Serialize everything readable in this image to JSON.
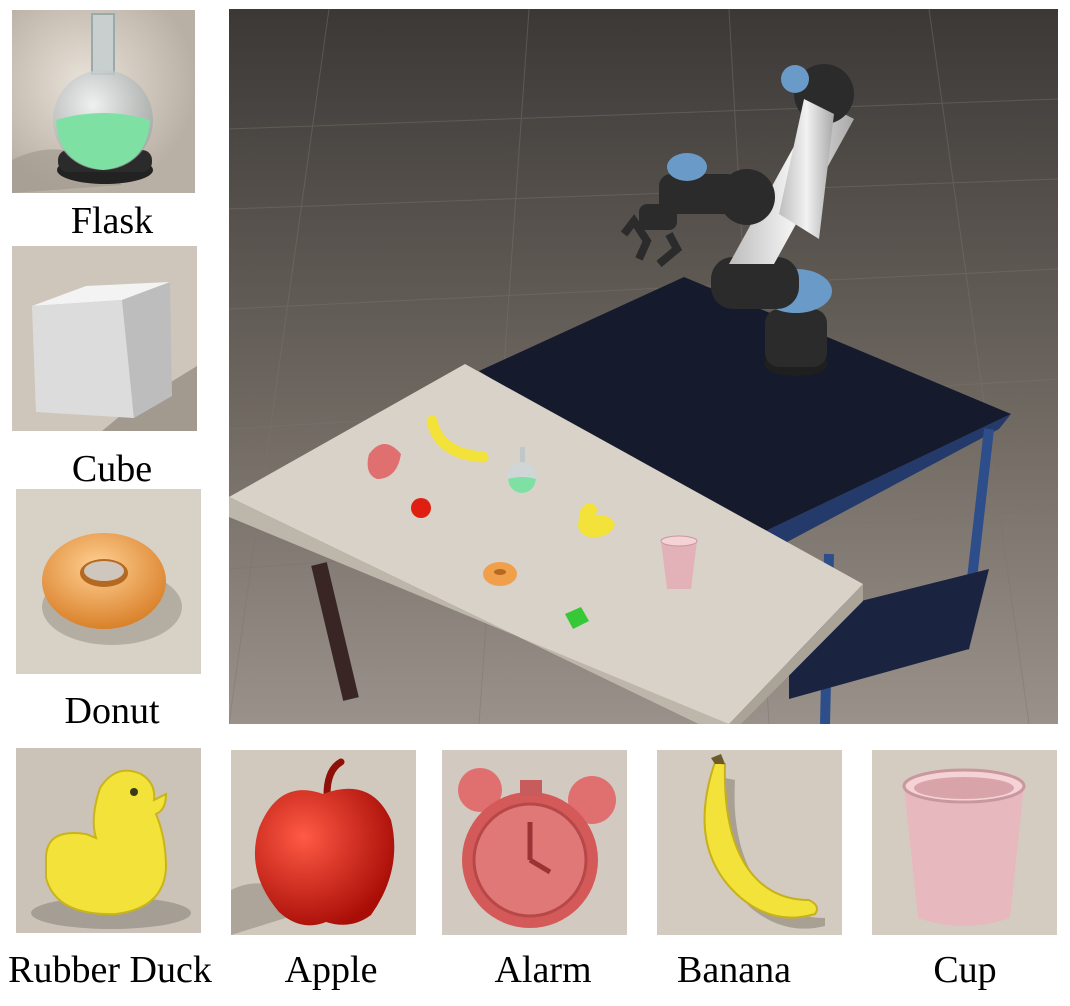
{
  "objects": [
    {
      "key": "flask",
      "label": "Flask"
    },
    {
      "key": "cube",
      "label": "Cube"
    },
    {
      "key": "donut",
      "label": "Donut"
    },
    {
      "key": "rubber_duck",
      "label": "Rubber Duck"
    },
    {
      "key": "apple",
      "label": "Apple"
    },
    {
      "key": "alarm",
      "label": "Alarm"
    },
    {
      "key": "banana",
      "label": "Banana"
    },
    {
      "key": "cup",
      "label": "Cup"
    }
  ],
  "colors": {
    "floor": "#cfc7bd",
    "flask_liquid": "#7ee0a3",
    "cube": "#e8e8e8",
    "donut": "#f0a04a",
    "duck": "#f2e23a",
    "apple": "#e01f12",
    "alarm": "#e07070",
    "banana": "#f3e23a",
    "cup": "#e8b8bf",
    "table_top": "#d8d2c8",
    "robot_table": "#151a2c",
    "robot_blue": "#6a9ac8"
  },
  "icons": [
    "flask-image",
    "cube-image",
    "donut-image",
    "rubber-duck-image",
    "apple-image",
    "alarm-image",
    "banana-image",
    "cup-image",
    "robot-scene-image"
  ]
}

**********

■ **What the task asks**: Retype the whole listing exactly and leave the pictures out.

■ **Solution for this problem**:
Serialize everything readable in this image to JSON.
{
  "objects": [
    {
      "key": "flask",
      "label": "Flask"
    },
    {
      "key": "cube",
      "label": "Cube"
    },
    {
      "key": "donut",
      "label": "Donut"
    },
    {
      "key": "rubber_duck",
      "label": "Rubber Duck"
    },
    {
      "key": "apple",
      "label": "Apple"
    },
    {
      "key": "alarm",
      "label": "Alarm"
    },
    {
      "key": "banana",
      "label": "Banana"
    },
    {
      "key": "cup",
      "label": "Cup"
    }
  ],
  "colors": {
    "floor": "#cfc7bd",
    "flask_liquid": "#7ee0a3",
    "cube": "#e8e8e8",
    "donut": "#f0a04a",
    "duck": "#f2e23a",
    "apple": "#e01f12",
    "alarm": "#e07070",
    "banana": "#f3e23a",
    "cup": "#e8b8bf",
    "table_top": "#d8d2c8",
    "robot_table": "#151a2c",
    "robot_blue": "#6a9ac8"
  },
  "icons": [
    "flask-image",
    "cube-image",
    "donut-image",
    "rubber-duck-image",
    "apple-image",
    "alarm-image",
    "banana-image",
    "cup-image",
    "robot-scene-image"
  ]
}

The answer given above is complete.